Chart and figure data
▼

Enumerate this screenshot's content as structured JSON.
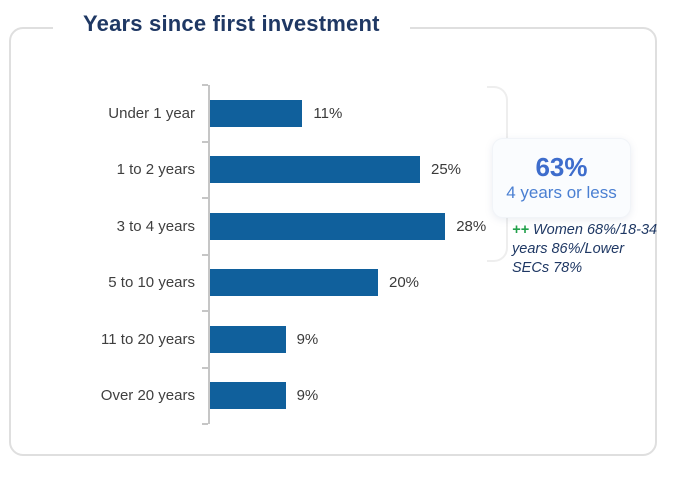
{
  "chart_data": {
    "type": "bar",
    "orientation": "horizontal",
    "title": "Years since first investment",
    "categories": [
      "Under 1 year",
      "1 to 2 years",
      "3 to 4 years",
      "5 to 10 years",
      "11 to 20 years",
      "Over 20 years"
    ],
    "values": [
      11,
      25,
      28,
      20,
      9,
      9
    ],
    "value_labels": [
      "11%",
      "25%",
      "28%",
      "20%",
      "9%",
      "9%"
    ],
    "xlim": [
      0,
      30
    ],
    "grid": false,
    "legend": "none",
    "bar_color": "#10609c",
    "axis_color": "#c6c6c6"
  },
  "callout": {
    "value": "63%",
    "label": "4 years or less",
    "accent_color": "#3e6dcc"
  },
  "annotation": {
    "marker": "++",
    "text": "Women 68%/18-34 years 86%/Lower SECs 78%",
    "marker_color": "#21a04a"
  },
  "colors": {
    "title": "#1f3864",
    "card_border": "#dfdfdf",
    "label_text": "#3f3f3f"
  }
}
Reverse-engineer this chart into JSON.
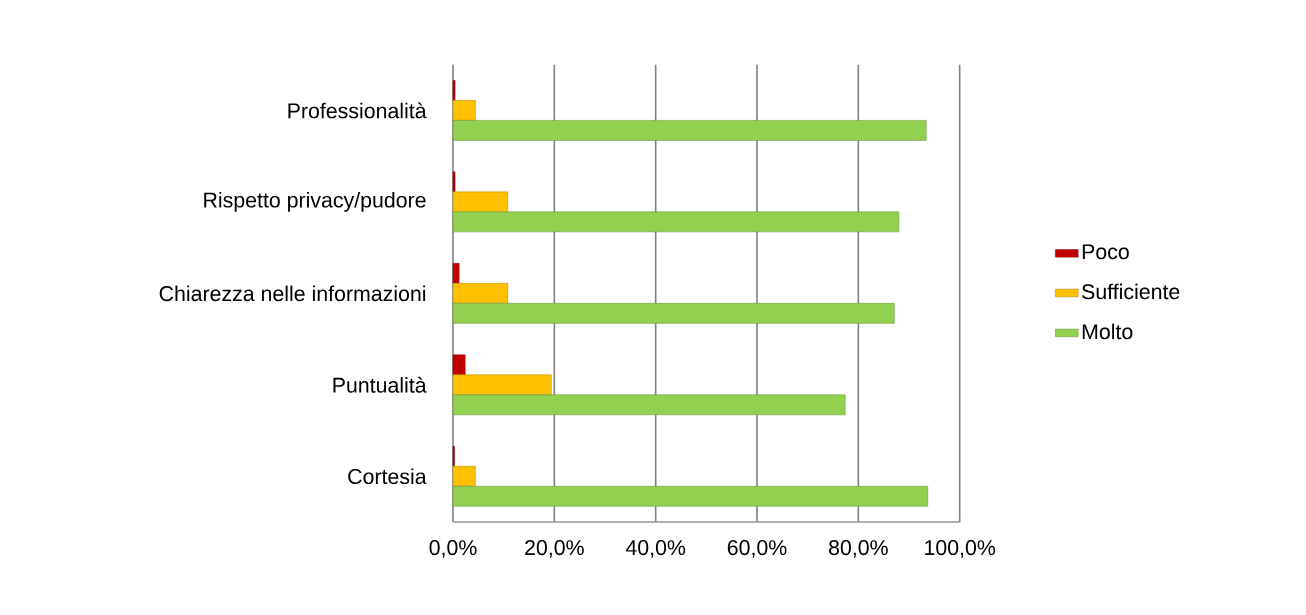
{
  "chart_data": {
    "type": "bar",
    "orientation": "horizontal",
    "categories": [
      "Professionalità",
      "Rispetto privacy/pudore",
      "Chiarezza nelle informazioni",
      "Puntualità",
      "Cortesia"
    ],
    "series": [
      {
        "name": "Poco",
        "color": "#c00000",
        "values": [
          0.4,
          0.4,
          1.2,
          2.4,
          0.3
        ]
      },
      {
        "name": "Sufficiente",
        "color": "#ffc000",
        "values": [
          4.4,
          10.8,
          10.8,
          19.4,
          4.4
        ]
      },
      {
        "name": "Molto",
        "color": "#92d050",
        "values": [
          93.4,
          88.0,
          87.1,
          77.4,
          93.7
        ]
      }
    ],
    "xlim": [
      0,
      100
    ],
    "xticks": [
      {
        "value": 0,
        "label": "0,0%"
      },
      {
        "value": 20,
        "label": "20,0%"
      },
      {
        "value": 40,
        "label": "40,0%"
      },
      {
        "value": 60,
        "label": "60,0%"
      },
      {
        "value": 80,
        "label": "80,0%"
      },
      {
        "value": 100,
        "label": "100,0%"
      }
    ],
    "grid": "x",
    "legend": "right"
  }
}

▲

## Task brief
Copy whichever lines in the listing above contain the word "name".

## Written solution
        "name": "Poco",
        "name": "Sufficiente",
        "name": "Molto",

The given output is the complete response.